Stored entries:
··········

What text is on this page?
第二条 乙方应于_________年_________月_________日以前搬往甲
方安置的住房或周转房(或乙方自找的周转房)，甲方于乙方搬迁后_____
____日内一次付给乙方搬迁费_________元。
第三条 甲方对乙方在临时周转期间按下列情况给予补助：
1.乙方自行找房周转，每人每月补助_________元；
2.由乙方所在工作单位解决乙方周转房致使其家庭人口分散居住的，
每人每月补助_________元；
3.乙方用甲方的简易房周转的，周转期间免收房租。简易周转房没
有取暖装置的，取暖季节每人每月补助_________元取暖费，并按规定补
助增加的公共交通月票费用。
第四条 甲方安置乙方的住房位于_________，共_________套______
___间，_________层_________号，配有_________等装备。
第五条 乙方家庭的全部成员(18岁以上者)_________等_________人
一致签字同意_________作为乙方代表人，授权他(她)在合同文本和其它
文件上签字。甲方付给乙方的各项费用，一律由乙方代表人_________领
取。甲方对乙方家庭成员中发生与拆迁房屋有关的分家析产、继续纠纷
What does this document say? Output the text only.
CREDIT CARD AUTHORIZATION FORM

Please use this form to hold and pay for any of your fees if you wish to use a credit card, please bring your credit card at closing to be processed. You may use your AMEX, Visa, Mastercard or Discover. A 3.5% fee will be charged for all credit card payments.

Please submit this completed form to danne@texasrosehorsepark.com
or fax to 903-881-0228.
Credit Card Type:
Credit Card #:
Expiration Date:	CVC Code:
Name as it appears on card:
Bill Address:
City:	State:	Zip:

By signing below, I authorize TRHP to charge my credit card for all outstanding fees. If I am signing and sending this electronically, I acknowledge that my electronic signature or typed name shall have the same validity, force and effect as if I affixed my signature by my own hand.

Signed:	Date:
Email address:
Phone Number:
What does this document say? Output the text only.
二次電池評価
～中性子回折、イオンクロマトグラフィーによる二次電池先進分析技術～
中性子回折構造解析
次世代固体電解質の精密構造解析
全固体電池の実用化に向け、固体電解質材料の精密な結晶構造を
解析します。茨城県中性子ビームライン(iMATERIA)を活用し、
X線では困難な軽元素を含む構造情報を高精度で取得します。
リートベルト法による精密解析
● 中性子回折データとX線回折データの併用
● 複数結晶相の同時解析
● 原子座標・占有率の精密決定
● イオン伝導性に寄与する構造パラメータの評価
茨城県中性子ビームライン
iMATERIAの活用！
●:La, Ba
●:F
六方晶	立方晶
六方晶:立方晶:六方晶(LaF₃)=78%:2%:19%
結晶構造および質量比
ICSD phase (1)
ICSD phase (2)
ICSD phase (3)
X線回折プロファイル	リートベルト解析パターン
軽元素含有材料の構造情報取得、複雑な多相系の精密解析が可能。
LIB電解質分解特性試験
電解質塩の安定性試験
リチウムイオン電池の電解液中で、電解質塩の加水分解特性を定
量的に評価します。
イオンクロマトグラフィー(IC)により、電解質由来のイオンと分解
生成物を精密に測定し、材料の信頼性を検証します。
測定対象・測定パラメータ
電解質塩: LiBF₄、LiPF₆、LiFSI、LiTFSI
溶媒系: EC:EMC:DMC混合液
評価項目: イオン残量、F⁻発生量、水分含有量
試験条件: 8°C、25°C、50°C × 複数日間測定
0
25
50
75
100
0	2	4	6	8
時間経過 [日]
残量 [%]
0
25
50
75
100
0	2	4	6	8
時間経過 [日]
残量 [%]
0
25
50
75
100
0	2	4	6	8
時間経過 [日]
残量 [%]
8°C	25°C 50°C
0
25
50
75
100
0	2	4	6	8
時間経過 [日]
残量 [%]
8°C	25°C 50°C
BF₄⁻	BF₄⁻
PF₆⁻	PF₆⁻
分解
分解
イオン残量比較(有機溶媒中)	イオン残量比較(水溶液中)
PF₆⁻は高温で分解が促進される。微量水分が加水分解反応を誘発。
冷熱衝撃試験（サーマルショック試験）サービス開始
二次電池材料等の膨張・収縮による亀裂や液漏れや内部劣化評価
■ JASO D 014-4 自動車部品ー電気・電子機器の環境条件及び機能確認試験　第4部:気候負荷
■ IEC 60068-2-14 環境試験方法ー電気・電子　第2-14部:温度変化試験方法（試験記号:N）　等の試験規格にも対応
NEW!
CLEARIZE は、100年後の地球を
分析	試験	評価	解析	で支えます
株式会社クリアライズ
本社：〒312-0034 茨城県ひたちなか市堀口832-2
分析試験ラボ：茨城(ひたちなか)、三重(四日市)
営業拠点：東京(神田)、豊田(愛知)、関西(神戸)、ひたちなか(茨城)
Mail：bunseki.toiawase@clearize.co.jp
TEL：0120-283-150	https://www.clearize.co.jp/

··········

Task details: Identify lines with the string "phase". Copy each one.

Full solution:
ICSD phase (1)
ICSD phase (2)
ICSD phase (3)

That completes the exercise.